**Exercise requirements:**
Among the lines of this listing, determine how many contain the string "材料超运距用工". Answer with the number only.

Saved entries
+ + +
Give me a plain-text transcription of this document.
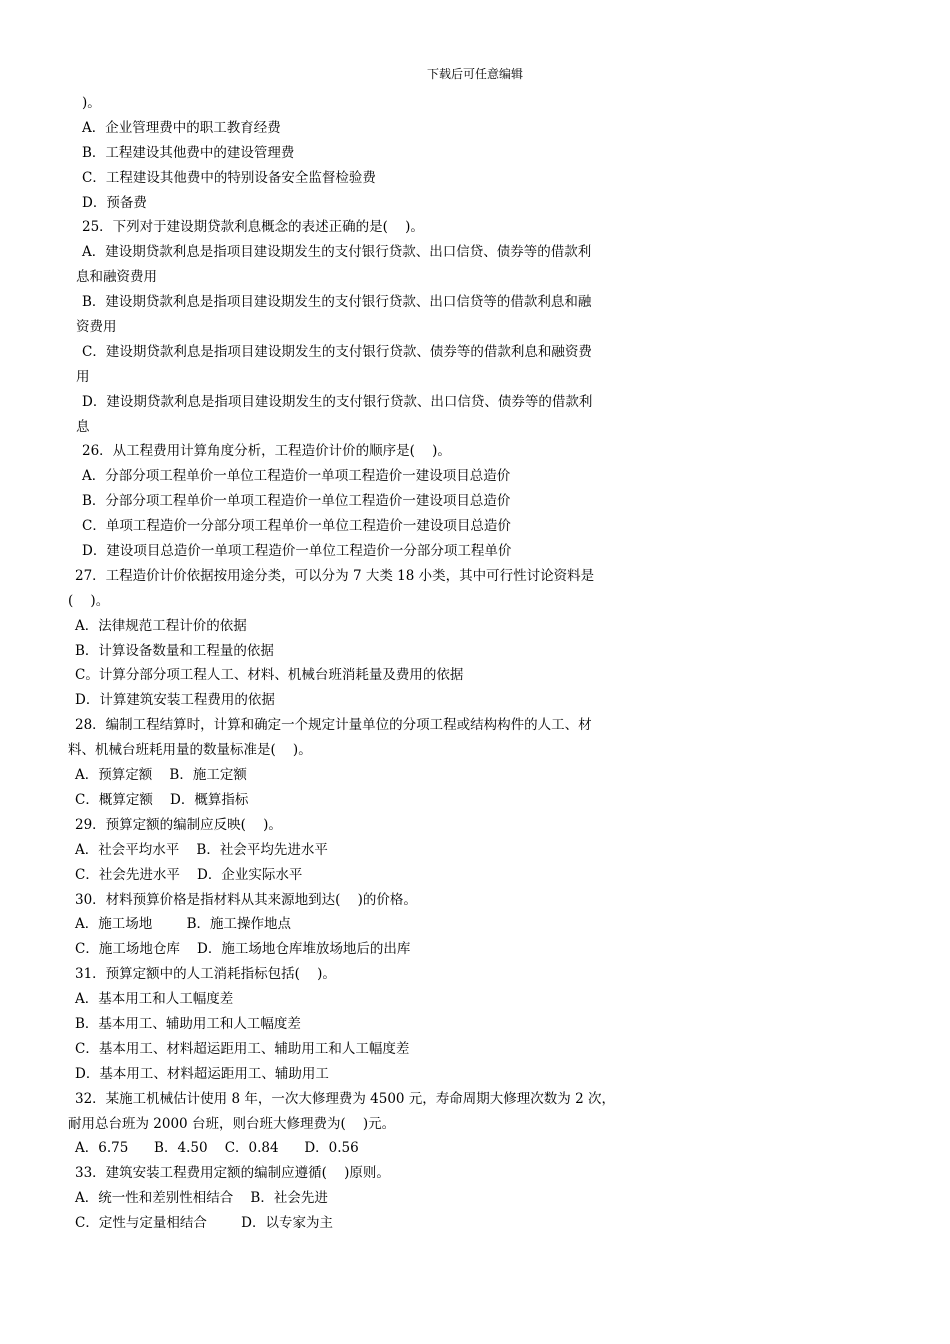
下载后可任意编辑
)。
A．企业管理费中的职工教育经费
B．工程建设其他费中的建设管理费
C．工程建设其他费中的特别设备安全监督检验费
D．预备费
25．下列对于建设期贷款利息概念的表述正确的是(    )。
A．建设期贷款利息是指项目建设期发生的支付银行贷款、出口信贷、债券等的借款利
息和融资费用
B．建设期贷款利息是指项目建设期发生的支付银行贷款、出口信贷等的借款利息和融
资费用
C．建设期贷款利息是指项目建设期发生的支付银行贷款、债券等的借款利息和融资费
用
D．建设期贷款利息是指项目建设期发生的支付银行贷款、出口信贷、债券等的借款利
息
26．从工程费用计算角度分析，工程造价计价的顺序是(    )。
A．分部分项工程单价一单位工程造价一单项工程造价一建设项目总造价
B．分部分项工程单价一单项工程造价一单位工程造价一建设项目总造价
C．单项工程造价一分部分项工程单价一单位工程造价一建设项目总造价
D．建设项目总造价一单项工程造价一单位工程造价一分部分项工程单价
27．工程造价计价依据按用途分类，可以分为 7 大类 18 小类，其中可行性讨论资料是
(    )。
A．法律规范工程计价的依据
B．计算设备数量和工程量的依据
C。计算分部分项工程人工、材料、机械台班消耗量及费用的依据
D．计算建筑安装工程费用的依据
28．编制工程结算时，计算和确定一个规定计量单位的分项工程或结构构件的人工、材
料、机械台班耗用量的数量标准是(    )。
A．预算定额    B．施工定额
C．概算定额    D．概算指标
29．预算定额的编制应反映(    )。
A．社会平均水平    B．社会平均先进水平
C．社会先进水平    D．企业实际水平
30．材料预算价格是指材料从其来源地到达(    )的价格。
A．施工场地        B．施工操作地点
C．施工场地仓库    D．施工场地仓库堆放场地后的出库
31．预算定额中的人工消耗指标包括(    )。
A．基本用工和人工幅度差
B．基本用工、辅助用工和人工幅度差
C．基本用工、材料超运距用工、辅助用工和人工幅度差
D．基本用工、材料超运距用工、辅助用工
32．某施工机械估计使用 8 年，一次大修理费为 4500 元，寿命周期大修理次数为 2 次，
耐用总台班为 2000 台班，则台班大修理费为(    )元。
A．6.75      B．4.50    C．0.84      D．0.56
33．建筑安装工程费用定额的编制应遵循(    )原则。
A．统一性和差别性相结合    B．社会先进
C．定性与定量相结合        D．以专家为主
+ + +
**Solution for this exercise:**
2